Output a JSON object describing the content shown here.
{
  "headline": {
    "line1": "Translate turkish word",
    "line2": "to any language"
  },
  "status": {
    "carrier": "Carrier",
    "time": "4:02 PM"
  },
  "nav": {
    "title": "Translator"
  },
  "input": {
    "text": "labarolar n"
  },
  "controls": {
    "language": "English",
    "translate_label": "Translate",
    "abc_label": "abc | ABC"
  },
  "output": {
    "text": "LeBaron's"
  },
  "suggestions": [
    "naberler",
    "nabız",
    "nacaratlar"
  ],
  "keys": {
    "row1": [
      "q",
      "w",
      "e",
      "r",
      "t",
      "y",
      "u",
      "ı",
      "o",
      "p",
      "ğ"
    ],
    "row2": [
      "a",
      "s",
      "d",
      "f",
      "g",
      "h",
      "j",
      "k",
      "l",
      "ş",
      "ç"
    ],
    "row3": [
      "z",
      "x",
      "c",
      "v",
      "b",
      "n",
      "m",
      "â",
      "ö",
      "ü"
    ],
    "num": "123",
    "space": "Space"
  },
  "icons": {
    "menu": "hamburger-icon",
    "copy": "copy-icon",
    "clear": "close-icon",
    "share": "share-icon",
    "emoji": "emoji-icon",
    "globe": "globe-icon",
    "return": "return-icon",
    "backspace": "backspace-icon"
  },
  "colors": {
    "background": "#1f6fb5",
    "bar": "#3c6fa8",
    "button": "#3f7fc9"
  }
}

### What this task involves
Reproduce the full listing word for word.

### Reply to the exercise
Output a JSON object describing the content shown here.
{
  "headline": {
    "line1": "Translate turkish word",
    "line2": "to any language"
  },
  "status": {
    "carrier": "Carrier",
    "time": "4:02 PM"
  },
  "nav": {
    "title": "Translator"
  },
  "input": {
    "text": "labarolar n"
  },
  "controls": {
    "language": "English",
    "translate_label": "Translate",
    "abc_label": "abc | ABC"
  },
  "output": {
    "text": "LeBaron's"
  },
  "suggestions": [
    "naberler",
    "nabız",
    "nacaratlar"
  ],
  "keys": {
    "row1": [
      "q",
      "w",
      "e",
      "r",
      "t",
      "y",
      "u",
      "ı",
      "o",
      "p",
      "ğ"
    ],
    "row2": [
      "a",
      "s",
      "d",
      "f",
      "g",
      "h",
      "j",
      "k",
      "l",
      "ş",
      "ç"
    ],
    "row3": [
      "z",
      "x",
      "c",
      "v",
      "b",
      "n",
      "m",
      "â",
      "ö",
      "ü"
    ],
    "num": "123",
    "space": "Space"
  },
  "icons": {
    "menu": "hamburger-icon",
    "copy": "copy-icon",
    "clear": "close-icon",
    "share": "share-icon",
    "emoji": "emoji-icon",
    "globe": "globe-icon",
    "return": "return-icon",
    "backspace": "backspace-icon"
  },
  "colors": {
    "background": "#1f6fb5",
    "bar": "#3c6fa8",
    "button": "#3f7fc9"
  }
}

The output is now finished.